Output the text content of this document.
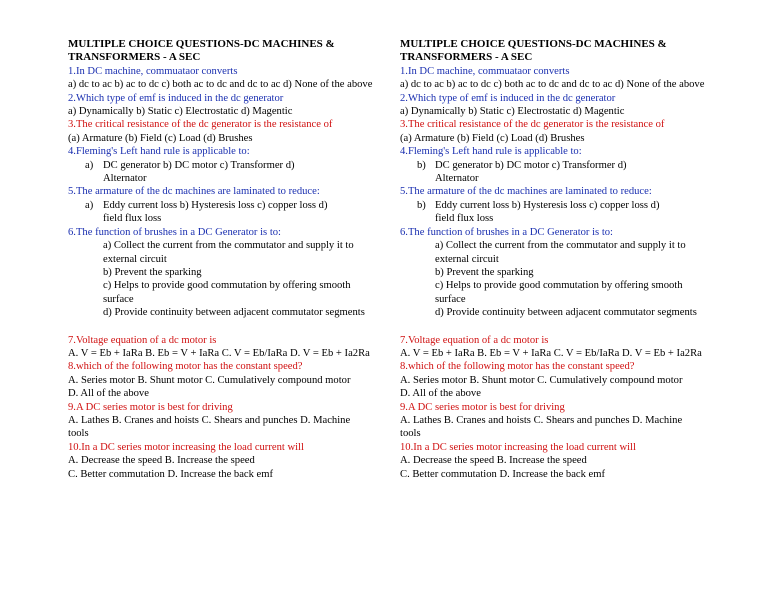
MULTIPLE CHOICE QUESTIONS-DC MACHINES & TRANSFORMERS - A SEC
1.In DC machine, commuataor converts
a) dc to ac b) ac to dc c) both ac to dc and dc to ac d) None of the above
2.Which type of emf is induced in the dc generator
a) Dynamically b) Static c) Electrostatic d) Magentic
3.The critical resistance of the dc generator is the resistance of
(a) Armature (b) Field (c) Load (d) Brushes
4.Fleming's Left hand rule is applicable to:
a) DC generator b) DC motor c) Transformer d)
Alternator
5.The armature of the dc machines are laminated to reduce:
a) Eddy current loss b) Hysteresis loss c) copper loss d)
field flux loss
6.The function of brushes in a DC Generator is to:
a) Collect the current from the commutator and supply it to external circuit
b) Prevent the sparking
c) Helps to provide good commutation by offering smooth surface
d) Provide continuity between adjacent commutator segments
7.Voltage equation of a dc motor is
A. V = Eb + IaRa B. Eb = V + IaRa C. V = Eb/IaRa D. V = Eb + Ia2Ra
8.which of the following motor has the constant speed?
A. Series motor B. Shunt motor C. Cumulatively compound motor
D. All of the above
9.A DC series motor is best for driving
A. Lathes B. Cranes and hoists C. Shears and punches D. Machine tools
10.In a DC series motor increasing the load current will
A. Decrease the speed B. Increase the speed
C. Better commutation D. Increase the back emf
MULTIPLE CHOICE QUESTIONS-DC MACHINES & TRANSFORMERS - A SEC
1.In DC machine, commuataor converts
a) dc to ac b) ac to dc c) both ac to dc and dc to ac d) None of the above
2.Which type of emf is induced in the dc generator
a) Dynamically b) Static c) Electrostatic d) Magentic
3.The critical resistance of the dc generator is the resistance of
(a) Armature (b) Field (c) Load (d) Brushes
4.Fleming's Left hand rule is applicable to:
b) DC generator b) DC motor c) Transformer d)
Alternator
5.The armature of the dc machines are laminated to reduce:
b) Eddy current loss b) Hysteresis loss c) copper loss d)
field flux loss
6.The function of brushes in a DC Generator is to:
a) Collect the current from the commutator and supply it to external circuit
b) Prevent the sparking
c) Helps to provide good commutation by offering smooth surface
d) Provide continuity between adjacent commutator segments
7.Voltage equation of a dc motor is
A. V = Eb + IaRa B. Eb = V + IaRa C. V = Eb/IaRa D. V = Eb + Ia2Ra
8.which of the following motor has the constant speed?
A. Series motor B. Shunt motor C. Cumulatively compound motor
D. All of the above
9.A DC series motor is best for driving
A. Lathes B. Cranes and hoists C. Shears and punches D. Machine tools
10.In a DC series motor increasing the load current will
A. Decrease the speed B. Increase the speed
C. Better commutation D. Increase the back emf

──────────

What you will do:
Pictures are to be left out; the records above must be repeated word for word.

Reply:
Output the text content of this document.
MULTIPLE CHOICE QUESTIONS-DC MACHINES & TRANSFORMERS - A SEC
1.In DC machine, commuataor converts
a) dc to ac b) ac to dc c) both ac to dc and dc to ac d) None of the above
2.Which type of emf is induced in the dc generator
a) Dynamically b) Static c) Electrostatic d) Magentic
3.The critical resistance of the dc generator is the resistance of
(a) Armature (b) Field (c) Load (d) Brushes
4.Fleming's Left hand rule is applicable to:
a) DC generator b) DC motor c) Transformer d)
Alternator
5.The armature of the dc machines are laminated to reduce:
a) Eddy current loss b) Hysteresis loss c) copper loss d)
field flux loss
6.The function of brushes in a DC Generator is to:
a) Collect the current from the commutator and supply it to external circuit
b) Prevent the sparking
c) Helps to provide good commutation by offering smooth surface
d) Provide continuity between adjacent commutator segments
7.Voltage equation of a dc motor is
A. V = Eb + IaRa B. Eb = V + IaRa C. V = Eb/IaRa D. V = Eb + Ia2Ra
8.which of the following motor has the constant speed?
A. Series motor B. Shunt motor C. Cumulatively compound motor
D. All of the above
9.A DC series motor is best for driving
A. Lathes B. Cranes and hoists C. Shears and punches D. Machine tools
10.In a DC series motor increasing the load current will
A. Decrease the speed B. Increase the speed
C. Better commutation D. Increase the back emf
MULTIPLE CHOICE QUESTIONS-DC MACHINES & TRANSFORMERS - A SEC
1.In DC machine, commuataor converts
a) dc to ac b) ac to dc c) both ac to dc and dc to ac d) None of the above
2.Which type of emf is induced in the dc generator
a) Dynamically b) Static c) Electrostatic d) Magentic
3.The critical resistance of the dc generator is the resistance of
(a) Armature (b) Field (c) Load (d) Brushes
4.Fleming's Left hand rule is applicable to:
b) DC generator b) DC motor c) Transformer d)
Alternator
5.The armature of the dc machines are laminated to reduce:
b) Eddy current loss b) Hysteresis loss c) copper loss d)
field flux loss
6.The function of brushes in a DC Generator is to:
a) Collect the current from the commutator and supply it to external circuit
b) Prevent the sparking
c) Helps to provide good commutation by offering smooth surface
d) Provide continuity between adjacent commutator segments
7.Voltage equation of a dc motor is
A. V = Eb + IaRa B. Eb = V + IaRa C. V = Eb/IaRa D. V = Eb + Ia2Ra
8.which of the following motor has the constant speed?
A. Series motor B. Shunt motor C. Cumulatively compound motor
D. All of the above
9.A DC series motor is best for driving
A. Lathes B. Cranes and hoists C. Shears and punches D. Machine tools
10.In a DC series motor increasing the load current will
A. Decrease the speed B. Increase the speed
C. Better commutation D. Increase the back emf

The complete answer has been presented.